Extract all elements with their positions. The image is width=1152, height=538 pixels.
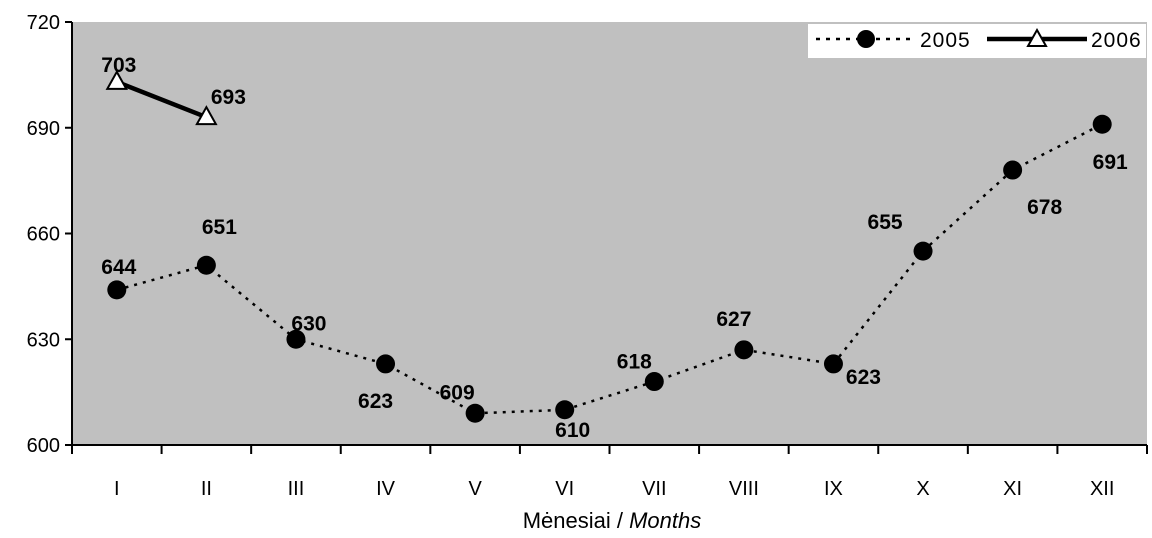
data-label-2005: 610: [555, 419, 590, 442]
point-2005: [465, 403, 485, 423]
series-layer: [105, 69, 1112, 423]
data-label-2005: 630: [291, 312, 326, 335]
data-label-2006: 703: [101, 54, 136, 77]
point-2005: [286, 329, 306, 349]
x-tick-label: I: [114, 478, 120, 500]
x-tick-label: III: [288, 478, 305, 500]
y-axis: 600 630 660 690 720: [27, 12, 73, 457]
series-line-2005: [116, 123, 1103, 415]
x-tick-label: X: [916, 478, 929, 500]
point-2005: [555, 400, 575, 420]
legend-label-2006: 2006: [1091, 29, 1142, 52]
x-tick-label: IV: [376, 478, 396, 500]
x-tick-label: V: [468, 478, 482, 500]
point-2005: [1003, 160, 1023, 180]
plot-area: [72, 22, 1147, 445]
data-label-2006: 693: [211, 86, 246, 109]
x-tick-label: XI: [1003, 478, 1022, 500]
point-2005: [196, 255, 216, 275]
data-label-2005: 609: [440, 381, 475, 404]
y-tick-label: 690: [27, 118, 60, 140]
x-axis-title: Mėnesiai / Months: [523, 508, 702, 533]
data-label-2005: 644: [101, 256, 136, 279]
point-2005: [913, 241, 933, 261]
series-line-2006: [115, 79, 208, 120]
x-tick-label: IX: [824, 478, 843, 500]
x-tick-label: XII: [1090, 478, 1114, 500]
point-2005: [107, 280, 127, 300]
x-axis-title-italic: Months: [629, 508, 701, 533]
x-tick-label: II: [201, 478, 212, 500]
point-2005: [1092, 114, 1112, 134]
data-label-2005: 691: [1093, 151, 1128, 174]
x-tick-label: VI: [555, 478, 574, 500]
y-tick-label: 660: [27, 224, 60, 246]
data-label-2005: 678: [1027, 196, 1062, 219]
data-label-2005: 627: [716, 308, 751, 331]
x-tick-label: VII: [642, 478, 666, 500]
point-2005: [376, 354, 396, 374]
point-2005: [734, 340, 754, 360]
data-label-2005: 618: [617, 351, 652, 374]
point-2005: [644, 372, 664, 392]
data-label-2005: 655: [868, 211, 903, 234]
data-label-2005: 651: [202, 216, 237, 239]
x-axis-title-plain: Mėnesiai /: [523, 508, 629, 533]
y-tick-label: 720: [27, 12, 60, 34]
legend-marker-2006: [1026, 27, 1048, 47]
data-label-2005: 623: [358, 390, 393, 413]
x-axis: I II III IV V VI VII VIII IX X XI XII: [71, 444, 1148, 500]
data-label-2005: 623: [846, 366, 881, 389]
legend: 2005 2006: [808, 24, 1146, 58]
legend-label-2005: 2005: [920, 29, 971, 52]
y-tick-label: 600: [27, 435, 60, 457]
x-tick-label: VIII: [729, 478, 759, 500]
data-labels: 644 651 630 623 609 610 618 627 623 655 678 691 703 6…: [101, 54, 1128, 442]
point-2006: [195, 105, 218, 126]
point-2005: [823, 354, 843, 374]
legend-marker-2005: [857, 30, 875, 48]
y-tick-label: 630: [27, 329, 60, 351]
point-2006: [105, 69, 128, 90]
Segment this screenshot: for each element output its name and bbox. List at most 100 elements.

______________________________

*Exercise prompt:* Keep only the lines of the data above that contain the string "elements", and copy each one out in full.

*Answer in full:*
Extract all elements with their positions. The image is width=1152, height=538 pixels.
Segment this screenshot: for each element output its name and bbox. List at most 100 elements.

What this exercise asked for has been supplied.